[Dataset excerpts]
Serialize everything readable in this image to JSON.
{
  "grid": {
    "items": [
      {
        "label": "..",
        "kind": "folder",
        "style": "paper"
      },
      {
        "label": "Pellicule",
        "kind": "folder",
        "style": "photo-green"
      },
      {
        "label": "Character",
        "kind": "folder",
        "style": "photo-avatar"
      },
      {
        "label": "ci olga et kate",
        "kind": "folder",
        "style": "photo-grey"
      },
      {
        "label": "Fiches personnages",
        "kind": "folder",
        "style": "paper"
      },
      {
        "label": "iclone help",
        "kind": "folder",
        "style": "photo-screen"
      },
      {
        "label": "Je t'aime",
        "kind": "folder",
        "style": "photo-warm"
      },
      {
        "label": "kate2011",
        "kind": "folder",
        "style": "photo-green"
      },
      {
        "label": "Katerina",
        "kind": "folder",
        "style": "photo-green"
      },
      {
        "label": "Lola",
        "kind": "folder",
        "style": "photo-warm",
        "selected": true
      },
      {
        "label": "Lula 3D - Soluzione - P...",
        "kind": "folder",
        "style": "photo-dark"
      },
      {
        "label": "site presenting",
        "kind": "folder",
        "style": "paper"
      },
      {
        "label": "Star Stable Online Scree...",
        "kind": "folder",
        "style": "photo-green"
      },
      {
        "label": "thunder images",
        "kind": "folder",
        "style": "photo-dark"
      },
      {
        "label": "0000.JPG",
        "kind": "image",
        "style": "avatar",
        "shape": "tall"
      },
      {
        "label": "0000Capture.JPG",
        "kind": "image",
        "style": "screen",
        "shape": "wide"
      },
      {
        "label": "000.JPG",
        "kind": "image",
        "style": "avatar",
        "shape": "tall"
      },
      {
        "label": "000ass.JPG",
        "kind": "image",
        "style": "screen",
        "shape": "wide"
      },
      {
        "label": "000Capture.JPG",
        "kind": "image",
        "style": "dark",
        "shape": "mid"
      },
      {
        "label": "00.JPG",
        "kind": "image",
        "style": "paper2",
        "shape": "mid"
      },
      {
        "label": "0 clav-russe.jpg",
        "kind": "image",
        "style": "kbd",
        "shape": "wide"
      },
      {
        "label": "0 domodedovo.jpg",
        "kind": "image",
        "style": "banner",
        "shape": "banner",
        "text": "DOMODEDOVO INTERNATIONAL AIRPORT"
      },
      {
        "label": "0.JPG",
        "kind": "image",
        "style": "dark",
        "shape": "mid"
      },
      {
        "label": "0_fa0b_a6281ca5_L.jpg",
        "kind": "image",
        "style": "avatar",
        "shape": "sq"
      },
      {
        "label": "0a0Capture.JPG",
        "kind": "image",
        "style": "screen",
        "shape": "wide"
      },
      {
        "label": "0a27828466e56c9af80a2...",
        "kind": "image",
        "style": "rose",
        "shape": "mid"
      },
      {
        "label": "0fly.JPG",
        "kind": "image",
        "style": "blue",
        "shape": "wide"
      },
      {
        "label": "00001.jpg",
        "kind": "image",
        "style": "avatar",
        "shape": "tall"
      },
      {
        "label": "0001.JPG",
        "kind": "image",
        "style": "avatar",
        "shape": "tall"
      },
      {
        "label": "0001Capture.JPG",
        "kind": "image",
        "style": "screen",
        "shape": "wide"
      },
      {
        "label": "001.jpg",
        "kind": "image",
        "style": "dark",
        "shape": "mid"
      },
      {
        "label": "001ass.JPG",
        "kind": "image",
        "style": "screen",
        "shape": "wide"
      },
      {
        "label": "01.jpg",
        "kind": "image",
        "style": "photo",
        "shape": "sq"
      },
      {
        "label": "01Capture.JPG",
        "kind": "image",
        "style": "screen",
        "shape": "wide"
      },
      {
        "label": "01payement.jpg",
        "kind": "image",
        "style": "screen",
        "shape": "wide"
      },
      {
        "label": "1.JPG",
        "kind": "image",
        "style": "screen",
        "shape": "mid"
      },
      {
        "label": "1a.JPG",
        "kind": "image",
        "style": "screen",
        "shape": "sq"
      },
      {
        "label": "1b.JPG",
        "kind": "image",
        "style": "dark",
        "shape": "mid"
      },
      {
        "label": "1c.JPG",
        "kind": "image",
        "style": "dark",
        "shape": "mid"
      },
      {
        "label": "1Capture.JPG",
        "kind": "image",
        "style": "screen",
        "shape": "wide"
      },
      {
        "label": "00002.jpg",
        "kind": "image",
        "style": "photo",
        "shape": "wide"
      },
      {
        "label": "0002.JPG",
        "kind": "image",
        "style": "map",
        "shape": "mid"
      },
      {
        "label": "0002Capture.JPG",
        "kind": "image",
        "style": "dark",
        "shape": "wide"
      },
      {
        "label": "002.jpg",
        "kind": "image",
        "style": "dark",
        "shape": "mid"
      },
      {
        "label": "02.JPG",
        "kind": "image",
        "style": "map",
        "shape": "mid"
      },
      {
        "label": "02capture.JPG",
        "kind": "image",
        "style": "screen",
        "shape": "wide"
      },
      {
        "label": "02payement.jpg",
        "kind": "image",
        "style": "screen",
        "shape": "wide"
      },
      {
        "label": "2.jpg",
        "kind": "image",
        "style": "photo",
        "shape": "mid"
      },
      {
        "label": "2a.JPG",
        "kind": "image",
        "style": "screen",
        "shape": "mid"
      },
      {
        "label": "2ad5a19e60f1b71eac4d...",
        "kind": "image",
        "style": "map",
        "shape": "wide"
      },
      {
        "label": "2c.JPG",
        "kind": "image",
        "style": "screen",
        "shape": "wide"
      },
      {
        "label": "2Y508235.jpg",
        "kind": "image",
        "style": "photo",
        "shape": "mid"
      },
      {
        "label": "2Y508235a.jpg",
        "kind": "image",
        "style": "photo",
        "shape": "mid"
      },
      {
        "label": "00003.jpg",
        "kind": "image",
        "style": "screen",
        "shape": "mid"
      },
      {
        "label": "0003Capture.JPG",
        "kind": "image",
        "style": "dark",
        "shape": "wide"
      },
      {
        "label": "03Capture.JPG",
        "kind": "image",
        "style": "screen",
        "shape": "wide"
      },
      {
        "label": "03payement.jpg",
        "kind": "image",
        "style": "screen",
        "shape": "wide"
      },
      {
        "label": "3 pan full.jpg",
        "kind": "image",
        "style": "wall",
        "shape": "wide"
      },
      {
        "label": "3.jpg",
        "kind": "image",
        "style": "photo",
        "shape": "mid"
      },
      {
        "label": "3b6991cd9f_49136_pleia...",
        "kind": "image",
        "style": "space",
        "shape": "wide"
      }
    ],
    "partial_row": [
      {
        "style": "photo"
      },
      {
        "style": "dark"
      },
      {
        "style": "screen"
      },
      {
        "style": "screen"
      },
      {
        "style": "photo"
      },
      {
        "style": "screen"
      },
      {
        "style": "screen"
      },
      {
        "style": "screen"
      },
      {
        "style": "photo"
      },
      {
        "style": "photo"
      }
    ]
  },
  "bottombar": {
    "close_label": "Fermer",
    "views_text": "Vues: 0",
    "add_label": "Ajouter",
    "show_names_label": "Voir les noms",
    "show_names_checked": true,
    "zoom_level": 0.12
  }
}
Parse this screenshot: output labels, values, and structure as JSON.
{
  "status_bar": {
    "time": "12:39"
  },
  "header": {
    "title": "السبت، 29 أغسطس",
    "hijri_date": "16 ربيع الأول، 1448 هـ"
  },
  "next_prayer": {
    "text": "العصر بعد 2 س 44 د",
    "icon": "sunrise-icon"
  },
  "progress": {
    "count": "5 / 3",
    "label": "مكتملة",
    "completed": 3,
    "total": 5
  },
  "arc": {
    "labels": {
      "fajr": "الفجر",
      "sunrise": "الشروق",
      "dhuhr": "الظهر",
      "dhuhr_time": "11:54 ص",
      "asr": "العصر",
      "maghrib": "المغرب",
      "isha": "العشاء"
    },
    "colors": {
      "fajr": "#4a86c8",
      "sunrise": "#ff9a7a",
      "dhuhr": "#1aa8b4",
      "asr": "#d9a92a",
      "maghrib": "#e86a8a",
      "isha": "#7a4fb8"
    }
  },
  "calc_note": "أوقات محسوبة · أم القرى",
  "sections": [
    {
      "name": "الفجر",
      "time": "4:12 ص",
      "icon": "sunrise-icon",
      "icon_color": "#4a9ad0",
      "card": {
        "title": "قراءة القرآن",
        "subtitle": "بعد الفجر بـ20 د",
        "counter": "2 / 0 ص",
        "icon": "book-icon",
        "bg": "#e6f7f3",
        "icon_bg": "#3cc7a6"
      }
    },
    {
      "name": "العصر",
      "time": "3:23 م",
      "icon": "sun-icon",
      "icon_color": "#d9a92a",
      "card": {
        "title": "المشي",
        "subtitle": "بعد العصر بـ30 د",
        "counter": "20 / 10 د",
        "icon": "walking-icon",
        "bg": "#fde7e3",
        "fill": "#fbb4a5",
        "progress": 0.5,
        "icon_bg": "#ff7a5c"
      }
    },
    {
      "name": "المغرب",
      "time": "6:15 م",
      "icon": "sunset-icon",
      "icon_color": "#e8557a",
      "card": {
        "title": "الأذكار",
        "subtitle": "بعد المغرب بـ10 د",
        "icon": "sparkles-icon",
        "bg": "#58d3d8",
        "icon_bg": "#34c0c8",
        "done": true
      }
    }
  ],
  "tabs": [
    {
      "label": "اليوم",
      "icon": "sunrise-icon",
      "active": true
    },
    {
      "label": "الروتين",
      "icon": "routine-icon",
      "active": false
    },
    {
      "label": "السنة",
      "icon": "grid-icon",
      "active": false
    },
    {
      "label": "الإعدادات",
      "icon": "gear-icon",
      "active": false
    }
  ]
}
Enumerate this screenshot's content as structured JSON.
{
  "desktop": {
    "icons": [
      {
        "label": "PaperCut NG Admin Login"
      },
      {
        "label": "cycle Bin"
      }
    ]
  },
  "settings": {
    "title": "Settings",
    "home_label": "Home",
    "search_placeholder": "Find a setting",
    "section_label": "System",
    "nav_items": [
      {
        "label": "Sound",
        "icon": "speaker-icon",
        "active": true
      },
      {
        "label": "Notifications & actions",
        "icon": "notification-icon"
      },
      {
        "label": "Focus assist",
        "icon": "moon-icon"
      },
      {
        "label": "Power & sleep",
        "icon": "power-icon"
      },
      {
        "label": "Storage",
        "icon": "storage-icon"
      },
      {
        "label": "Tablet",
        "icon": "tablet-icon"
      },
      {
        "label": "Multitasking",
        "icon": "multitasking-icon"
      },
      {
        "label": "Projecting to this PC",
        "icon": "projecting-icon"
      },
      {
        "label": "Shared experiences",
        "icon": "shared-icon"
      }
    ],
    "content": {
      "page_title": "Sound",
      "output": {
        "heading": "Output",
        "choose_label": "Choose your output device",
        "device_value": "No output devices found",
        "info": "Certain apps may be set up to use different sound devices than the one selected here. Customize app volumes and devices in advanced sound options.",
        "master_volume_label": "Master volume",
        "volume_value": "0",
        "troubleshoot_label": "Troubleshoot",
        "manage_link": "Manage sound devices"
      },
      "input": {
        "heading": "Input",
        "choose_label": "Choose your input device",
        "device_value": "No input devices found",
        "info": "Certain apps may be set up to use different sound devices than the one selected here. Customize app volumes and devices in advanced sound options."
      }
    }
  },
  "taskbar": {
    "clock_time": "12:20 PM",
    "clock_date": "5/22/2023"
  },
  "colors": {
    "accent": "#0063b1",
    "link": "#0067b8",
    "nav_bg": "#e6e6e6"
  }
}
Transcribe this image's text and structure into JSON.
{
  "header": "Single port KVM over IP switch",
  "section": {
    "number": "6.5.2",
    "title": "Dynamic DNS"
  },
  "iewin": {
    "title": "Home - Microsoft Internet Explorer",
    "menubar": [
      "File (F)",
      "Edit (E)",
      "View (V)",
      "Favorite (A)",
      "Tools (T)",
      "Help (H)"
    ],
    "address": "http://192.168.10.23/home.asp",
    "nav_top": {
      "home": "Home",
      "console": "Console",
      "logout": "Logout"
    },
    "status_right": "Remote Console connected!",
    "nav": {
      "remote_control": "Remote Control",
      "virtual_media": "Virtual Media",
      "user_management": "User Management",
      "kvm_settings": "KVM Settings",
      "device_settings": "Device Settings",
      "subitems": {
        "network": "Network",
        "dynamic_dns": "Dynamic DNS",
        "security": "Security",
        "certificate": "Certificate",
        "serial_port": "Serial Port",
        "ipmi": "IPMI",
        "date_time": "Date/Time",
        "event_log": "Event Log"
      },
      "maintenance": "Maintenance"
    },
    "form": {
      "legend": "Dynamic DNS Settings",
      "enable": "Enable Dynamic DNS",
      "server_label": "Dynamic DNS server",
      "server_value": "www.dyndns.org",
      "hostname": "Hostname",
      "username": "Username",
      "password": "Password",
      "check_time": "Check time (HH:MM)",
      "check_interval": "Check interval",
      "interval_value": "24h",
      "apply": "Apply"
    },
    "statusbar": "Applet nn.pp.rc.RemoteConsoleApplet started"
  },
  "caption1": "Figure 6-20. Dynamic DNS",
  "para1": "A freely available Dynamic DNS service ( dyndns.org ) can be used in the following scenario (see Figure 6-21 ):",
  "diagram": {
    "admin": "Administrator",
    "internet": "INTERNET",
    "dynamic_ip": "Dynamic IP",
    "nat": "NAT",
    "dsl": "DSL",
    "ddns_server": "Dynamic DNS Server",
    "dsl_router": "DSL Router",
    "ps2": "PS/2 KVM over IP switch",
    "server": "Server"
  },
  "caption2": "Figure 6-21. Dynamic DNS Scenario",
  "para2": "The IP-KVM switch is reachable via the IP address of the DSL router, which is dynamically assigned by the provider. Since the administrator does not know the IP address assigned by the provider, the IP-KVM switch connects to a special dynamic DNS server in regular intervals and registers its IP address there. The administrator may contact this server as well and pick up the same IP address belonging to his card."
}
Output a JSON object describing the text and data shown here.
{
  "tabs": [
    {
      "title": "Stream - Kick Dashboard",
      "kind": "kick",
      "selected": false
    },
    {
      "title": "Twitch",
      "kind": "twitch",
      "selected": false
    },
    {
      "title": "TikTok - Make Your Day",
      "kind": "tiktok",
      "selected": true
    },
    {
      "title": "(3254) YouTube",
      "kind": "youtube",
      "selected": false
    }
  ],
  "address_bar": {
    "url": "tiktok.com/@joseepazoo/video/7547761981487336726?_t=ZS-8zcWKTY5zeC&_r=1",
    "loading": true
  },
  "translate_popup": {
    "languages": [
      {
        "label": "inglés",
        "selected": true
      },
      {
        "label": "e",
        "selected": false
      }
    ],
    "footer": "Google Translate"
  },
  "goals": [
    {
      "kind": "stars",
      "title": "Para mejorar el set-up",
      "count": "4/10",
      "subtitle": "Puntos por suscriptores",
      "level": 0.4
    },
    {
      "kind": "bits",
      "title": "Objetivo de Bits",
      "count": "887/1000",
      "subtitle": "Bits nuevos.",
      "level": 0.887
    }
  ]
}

Task to complete: Copy all lines from the material that include "المغرب".

Completed task:
      "maghrib": "المغرب",
      "name": "المغرب",
        "subtitle": "بعد المغرب بـ10 د",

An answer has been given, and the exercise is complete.